GOAL -> Here are some records; copy every line that holds the word "text".

MATERIAL FOR THIS EXERCISE ->
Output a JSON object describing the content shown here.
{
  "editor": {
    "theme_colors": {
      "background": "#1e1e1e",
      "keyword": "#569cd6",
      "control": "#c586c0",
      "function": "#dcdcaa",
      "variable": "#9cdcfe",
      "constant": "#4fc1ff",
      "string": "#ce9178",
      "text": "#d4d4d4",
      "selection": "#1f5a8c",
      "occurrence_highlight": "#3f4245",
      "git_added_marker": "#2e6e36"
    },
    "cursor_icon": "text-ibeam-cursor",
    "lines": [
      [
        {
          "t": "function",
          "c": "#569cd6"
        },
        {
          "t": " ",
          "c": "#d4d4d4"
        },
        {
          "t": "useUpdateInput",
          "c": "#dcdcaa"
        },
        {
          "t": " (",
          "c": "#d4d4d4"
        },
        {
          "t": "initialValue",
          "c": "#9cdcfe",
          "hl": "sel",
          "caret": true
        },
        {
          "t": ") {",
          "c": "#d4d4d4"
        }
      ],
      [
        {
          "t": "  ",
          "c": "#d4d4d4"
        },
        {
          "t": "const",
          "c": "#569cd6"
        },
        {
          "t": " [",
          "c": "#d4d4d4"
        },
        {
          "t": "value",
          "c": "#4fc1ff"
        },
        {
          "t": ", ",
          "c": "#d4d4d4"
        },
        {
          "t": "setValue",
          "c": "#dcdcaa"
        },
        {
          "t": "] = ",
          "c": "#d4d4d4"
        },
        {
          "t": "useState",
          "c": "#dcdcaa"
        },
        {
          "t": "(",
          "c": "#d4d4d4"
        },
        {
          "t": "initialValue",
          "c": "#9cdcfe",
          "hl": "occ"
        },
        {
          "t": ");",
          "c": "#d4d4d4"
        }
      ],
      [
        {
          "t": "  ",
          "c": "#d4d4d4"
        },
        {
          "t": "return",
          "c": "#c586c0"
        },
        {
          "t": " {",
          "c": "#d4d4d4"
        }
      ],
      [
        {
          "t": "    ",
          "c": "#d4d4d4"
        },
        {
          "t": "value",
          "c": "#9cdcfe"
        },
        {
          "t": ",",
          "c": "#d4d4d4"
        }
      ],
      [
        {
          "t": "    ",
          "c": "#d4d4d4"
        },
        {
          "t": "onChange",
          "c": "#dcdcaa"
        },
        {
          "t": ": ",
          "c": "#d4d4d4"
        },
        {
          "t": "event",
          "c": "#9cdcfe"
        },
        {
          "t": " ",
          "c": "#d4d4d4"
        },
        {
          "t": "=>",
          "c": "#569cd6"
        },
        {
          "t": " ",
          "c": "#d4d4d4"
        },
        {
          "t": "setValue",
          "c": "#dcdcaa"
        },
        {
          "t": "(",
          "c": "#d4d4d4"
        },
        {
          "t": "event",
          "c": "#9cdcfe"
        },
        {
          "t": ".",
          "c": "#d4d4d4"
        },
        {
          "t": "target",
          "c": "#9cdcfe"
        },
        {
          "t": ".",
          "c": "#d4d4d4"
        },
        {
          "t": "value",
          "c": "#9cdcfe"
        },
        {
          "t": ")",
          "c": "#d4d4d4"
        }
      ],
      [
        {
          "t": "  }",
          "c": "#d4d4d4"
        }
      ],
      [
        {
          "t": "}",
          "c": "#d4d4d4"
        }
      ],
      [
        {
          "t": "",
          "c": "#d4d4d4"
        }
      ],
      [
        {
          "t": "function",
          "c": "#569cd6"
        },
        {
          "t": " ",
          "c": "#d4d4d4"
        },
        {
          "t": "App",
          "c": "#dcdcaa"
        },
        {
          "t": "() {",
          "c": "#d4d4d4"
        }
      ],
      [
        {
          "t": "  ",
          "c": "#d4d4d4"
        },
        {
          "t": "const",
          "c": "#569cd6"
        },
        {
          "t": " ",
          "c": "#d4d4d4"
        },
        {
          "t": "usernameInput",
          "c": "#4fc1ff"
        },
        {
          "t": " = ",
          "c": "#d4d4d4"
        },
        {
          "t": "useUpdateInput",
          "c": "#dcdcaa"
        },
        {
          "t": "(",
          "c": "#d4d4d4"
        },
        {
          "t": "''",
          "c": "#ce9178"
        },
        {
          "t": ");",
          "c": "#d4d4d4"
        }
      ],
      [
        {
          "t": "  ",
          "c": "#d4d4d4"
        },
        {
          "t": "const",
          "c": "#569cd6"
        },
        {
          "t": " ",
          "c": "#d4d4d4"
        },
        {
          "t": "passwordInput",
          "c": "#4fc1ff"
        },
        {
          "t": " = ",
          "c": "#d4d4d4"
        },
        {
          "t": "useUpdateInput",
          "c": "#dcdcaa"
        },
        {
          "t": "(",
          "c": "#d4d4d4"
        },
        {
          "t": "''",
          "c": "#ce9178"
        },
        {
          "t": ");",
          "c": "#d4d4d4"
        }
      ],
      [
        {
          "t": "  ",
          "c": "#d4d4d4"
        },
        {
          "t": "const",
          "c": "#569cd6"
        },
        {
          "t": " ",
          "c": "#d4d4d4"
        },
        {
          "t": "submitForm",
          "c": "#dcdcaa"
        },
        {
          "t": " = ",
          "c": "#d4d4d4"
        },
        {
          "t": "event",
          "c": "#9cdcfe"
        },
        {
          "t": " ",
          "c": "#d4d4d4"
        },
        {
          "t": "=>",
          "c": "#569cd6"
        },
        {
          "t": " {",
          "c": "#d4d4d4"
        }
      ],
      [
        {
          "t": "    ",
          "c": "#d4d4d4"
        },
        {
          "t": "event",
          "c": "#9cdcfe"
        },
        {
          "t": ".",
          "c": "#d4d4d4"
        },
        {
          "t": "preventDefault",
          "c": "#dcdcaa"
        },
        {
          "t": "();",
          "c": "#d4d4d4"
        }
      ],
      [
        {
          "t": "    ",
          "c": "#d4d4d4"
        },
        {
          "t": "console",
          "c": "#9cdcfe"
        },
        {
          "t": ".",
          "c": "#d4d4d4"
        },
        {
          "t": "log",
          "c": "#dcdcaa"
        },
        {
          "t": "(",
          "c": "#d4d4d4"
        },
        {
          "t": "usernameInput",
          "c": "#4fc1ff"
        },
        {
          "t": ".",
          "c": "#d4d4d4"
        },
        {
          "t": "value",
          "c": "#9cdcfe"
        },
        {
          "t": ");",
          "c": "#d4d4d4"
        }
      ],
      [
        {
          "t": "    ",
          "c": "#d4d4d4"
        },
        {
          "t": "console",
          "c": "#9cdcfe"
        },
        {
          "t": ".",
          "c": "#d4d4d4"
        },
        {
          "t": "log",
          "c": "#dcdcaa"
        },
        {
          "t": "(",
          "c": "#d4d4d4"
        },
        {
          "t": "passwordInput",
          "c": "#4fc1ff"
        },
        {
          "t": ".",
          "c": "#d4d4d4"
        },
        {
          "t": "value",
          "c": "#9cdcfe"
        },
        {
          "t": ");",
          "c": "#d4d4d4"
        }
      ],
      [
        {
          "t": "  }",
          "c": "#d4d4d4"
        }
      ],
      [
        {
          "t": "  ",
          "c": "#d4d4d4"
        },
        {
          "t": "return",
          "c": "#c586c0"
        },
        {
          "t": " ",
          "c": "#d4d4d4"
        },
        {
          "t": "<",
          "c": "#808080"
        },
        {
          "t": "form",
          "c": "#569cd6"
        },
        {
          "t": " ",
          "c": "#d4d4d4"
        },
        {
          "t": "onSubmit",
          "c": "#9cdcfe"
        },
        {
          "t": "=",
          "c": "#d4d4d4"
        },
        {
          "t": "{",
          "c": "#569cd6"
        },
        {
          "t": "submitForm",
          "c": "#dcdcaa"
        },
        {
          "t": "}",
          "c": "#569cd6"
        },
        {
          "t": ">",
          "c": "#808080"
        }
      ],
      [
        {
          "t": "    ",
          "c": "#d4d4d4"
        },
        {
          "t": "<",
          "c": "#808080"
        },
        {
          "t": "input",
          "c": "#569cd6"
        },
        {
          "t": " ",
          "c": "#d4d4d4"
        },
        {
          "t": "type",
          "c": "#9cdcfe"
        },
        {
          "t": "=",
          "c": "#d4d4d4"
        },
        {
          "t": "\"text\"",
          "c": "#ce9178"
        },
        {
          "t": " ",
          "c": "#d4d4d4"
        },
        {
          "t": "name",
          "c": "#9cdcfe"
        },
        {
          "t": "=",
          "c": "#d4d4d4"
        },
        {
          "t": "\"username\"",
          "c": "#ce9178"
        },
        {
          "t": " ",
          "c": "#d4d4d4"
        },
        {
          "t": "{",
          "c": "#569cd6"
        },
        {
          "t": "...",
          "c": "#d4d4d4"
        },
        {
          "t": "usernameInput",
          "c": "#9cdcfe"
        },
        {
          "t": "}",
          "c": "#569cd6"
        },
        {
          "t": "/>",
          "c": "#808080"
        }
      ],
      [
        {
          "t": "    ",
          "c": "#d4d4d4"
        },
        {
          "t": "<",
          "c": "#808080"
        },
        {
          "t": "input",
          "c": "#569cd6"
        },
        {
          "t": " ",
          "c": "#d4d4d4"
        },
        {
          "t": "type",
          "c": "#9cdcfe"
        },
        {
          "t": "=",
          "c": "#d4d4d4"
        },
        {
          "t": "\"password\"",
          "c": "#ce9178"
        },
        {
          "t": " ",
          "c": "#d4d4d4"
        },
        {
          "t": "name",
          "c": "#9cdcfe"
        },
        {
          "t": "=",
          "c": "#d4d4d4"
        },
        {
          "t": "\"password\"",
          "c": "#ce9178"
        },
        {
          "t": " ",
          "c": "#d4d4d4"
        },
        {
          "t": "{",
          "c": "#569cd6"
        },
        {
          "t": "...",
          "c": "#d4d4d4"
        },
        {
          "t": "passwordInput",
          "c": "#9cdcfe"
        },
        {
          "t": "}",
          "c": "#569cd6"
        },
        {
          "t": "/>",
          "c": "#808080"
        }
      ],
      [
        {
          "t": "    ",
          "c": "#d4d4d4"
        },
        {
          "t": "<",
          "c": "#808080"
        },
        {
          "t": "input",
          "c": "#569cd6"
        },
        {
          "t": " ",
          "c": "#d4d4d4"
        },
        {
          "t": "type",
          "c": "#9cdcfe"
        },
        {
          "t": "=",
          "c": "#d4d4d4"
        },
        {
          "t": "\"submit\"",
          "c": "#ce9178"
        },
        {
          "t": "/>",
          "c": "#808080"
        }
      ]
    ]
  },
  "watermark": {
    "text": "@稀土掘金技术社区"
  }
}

THE RESPONSE ->
      "text": "#d4d4d4",
    "cursor_icon": "text-ibeam-cursor",
          "t": "\"text\"",
    "text": "@稀土掘金技术社区"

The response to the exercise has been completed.